:: Information given ::

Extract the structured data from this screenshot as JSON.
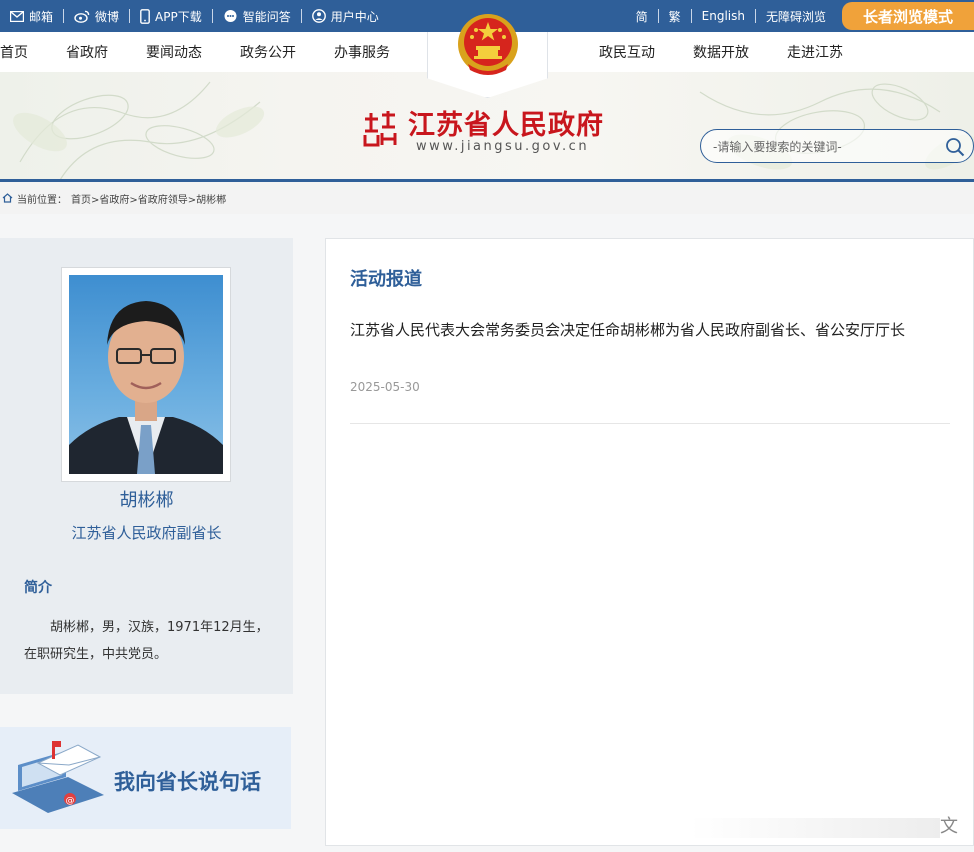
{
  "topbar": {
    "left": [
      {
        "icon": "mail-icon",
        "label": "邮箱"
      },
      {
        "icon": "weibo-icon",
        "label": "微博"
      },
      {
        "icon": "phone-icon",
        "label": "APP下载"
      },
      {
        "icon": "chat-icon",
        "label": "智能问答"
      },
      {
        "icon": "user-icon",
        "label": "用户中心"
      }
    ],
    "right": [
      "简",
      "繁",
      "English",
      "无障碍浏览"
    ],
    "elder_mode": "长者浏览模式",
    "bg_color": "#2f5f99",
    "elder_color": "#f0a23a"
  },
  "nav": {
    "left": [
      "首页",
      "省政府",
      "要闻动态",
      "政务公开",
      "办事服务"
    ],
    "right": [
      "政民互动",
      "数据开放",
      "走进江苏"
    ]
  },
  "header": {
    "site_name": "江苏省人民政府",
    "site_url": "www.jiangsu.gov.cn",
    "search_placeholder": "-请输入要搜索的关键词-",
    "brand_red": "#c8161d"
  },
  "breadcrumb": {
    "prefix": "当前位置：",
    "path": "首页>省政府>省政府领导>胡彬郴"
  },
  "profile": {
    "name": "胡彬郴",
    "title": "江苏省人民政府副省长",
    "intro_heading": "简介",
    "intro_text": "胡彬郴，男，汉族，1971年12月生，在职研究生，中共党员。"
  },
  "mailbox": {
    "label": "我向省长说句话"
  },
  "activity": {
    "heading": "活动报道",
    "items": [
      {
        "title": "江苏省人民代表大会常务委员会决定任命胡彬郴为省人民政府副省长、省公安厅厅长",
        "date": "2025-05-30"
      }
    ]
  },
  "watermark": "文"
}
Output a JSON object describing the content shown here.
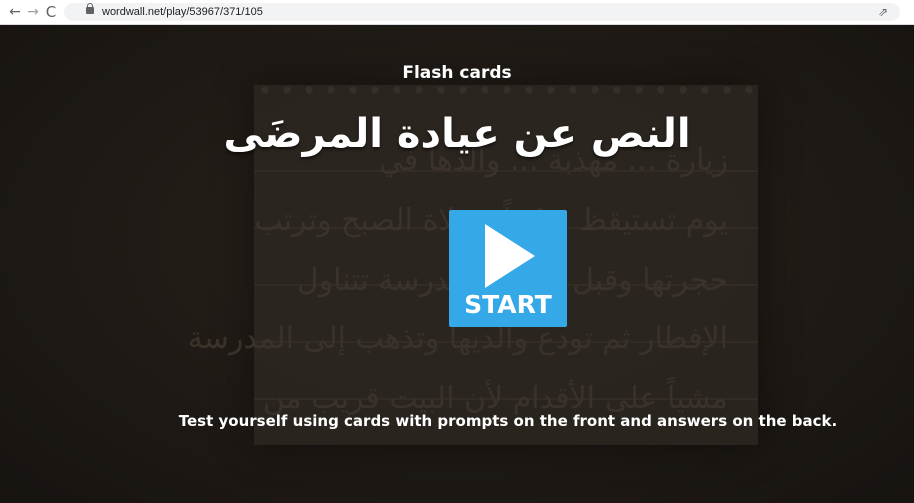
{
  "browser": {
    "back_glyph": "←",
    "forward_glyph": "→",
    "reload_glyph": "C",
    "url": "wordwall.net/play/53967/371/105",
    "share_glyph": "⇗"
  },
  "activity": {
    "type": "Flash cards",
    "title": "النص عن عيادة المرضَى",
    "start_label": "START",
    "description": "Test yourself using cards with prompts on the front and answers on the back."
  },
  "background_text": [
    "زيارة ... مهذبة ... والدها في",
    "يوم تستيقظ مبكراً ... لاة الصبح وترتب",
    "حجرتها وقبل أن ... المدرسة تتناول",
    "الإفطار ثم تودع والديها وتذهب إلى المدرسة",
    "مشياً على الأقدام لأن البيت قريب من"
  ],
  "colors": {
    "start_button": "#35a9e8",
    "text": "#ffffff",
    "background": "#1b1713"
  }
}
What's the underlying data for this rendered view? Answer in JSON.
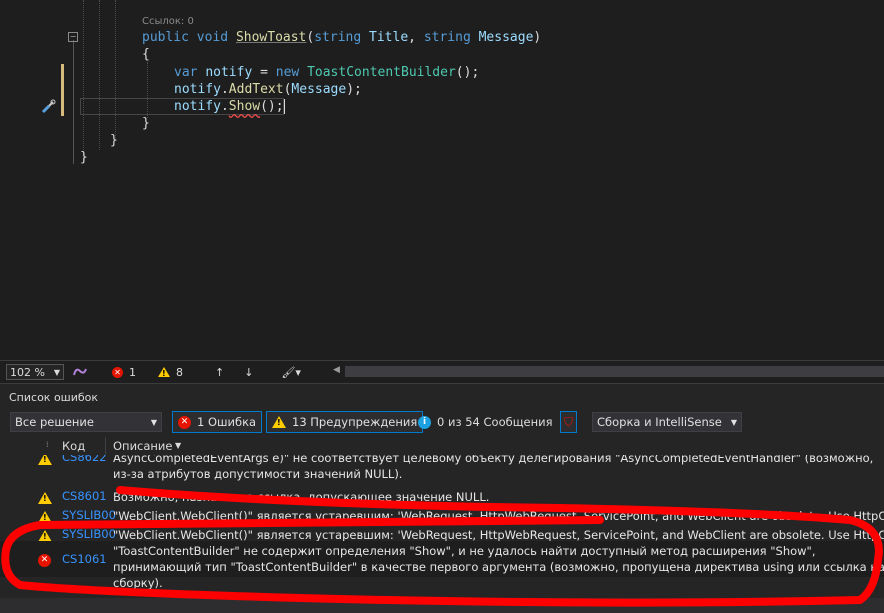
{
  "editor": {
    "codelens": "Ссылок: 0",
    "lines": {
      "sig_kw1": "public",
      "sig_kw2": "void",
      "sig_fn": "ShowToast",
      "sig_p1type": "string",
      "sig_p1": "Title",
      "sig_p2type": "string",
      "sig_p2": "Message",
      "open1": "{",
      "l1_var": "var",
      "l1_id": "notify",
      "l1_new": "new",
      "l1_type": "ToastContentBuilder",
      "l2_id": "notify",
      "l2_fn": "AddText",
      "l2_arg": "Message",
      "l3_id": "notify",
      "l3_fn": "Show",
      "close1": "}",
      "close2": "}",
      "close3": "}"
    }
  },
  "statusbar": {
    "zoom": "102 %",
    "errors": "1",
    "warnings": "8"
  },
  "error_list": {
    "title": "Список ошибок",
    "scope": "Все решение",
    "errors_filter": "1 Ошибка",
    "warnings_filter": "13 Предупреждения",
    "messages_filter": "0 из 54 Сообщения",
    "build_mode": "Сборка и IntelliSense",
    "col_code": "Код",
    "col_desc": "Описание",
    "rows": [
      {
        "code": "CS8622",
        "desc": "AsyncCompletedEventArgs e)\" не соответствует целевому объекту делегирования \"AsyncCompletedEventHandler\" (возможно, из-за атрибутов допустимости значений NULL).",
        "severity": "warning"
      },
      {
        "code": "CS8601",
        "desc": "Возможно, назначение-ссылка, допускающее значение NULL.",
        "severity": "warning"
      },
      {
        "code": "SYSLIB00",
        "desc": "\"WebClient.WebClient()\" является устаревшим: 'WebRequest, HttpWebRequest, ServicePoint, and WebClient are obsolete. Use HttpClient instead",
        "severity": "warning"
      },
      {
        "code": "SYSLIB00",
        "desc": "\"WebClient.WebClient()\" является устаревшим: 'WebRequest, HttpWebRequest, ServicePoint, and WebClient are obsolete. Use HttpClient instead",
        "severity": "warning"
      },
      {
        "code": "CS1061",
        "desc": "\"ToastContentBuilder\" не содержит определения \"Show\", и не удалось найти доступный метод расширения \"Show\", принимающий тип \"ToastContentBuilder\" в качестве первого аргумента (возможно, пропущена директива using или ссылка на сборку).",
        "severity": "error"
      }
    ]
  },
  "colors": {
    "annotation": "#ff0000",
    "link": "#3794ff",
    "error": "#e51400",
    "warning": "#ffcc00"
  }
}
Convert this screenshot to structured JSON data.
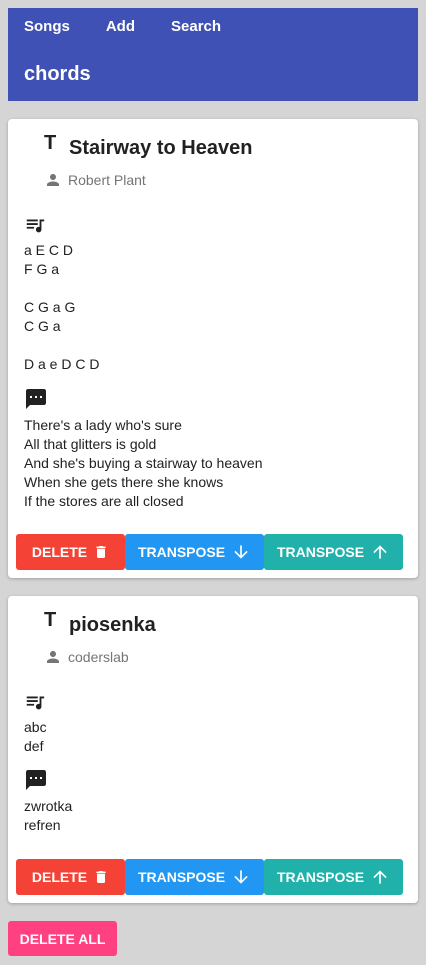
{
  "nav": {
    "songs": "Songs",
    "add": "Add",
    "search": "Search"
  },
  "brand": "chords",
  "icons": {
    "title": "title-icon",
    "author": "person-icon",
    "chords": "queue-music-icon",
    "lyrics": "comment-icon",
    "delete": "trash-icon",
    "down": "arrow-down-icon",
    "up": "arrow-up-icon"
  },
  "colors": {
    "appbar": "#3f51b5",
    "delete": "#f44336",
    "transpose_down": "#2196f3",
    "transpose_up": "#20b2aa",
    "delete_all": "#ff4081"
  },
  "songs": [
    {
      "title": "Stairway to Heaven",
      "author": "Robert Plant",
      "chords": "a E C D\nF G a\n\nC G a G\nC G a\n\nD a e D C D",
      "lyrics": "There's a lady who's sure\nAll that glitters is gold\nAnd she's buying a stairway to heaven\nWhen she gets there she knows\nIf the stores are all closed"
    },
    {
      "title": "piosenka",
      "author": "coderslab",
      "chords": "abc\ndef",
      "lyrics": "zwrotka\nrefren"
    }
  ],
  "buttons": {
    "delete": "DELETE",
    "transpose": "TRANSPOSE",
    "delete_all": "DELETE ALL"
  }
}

:::

What to work on
Check every line of the data above for the string "using", and copy those that have it.

Solution below
    "description": "Test yourself using cards with prompts on the front and answers on the back."
        "desc": "\"ToastContentBuilder\" не содержит определения \"Show\", и не удалось найти доступный метод расширения \"Show\", принимающий тип \"ToastContentBuilder\" в качестве первого аргумента (возможно, пропущена директива using или ссылка на сборку).",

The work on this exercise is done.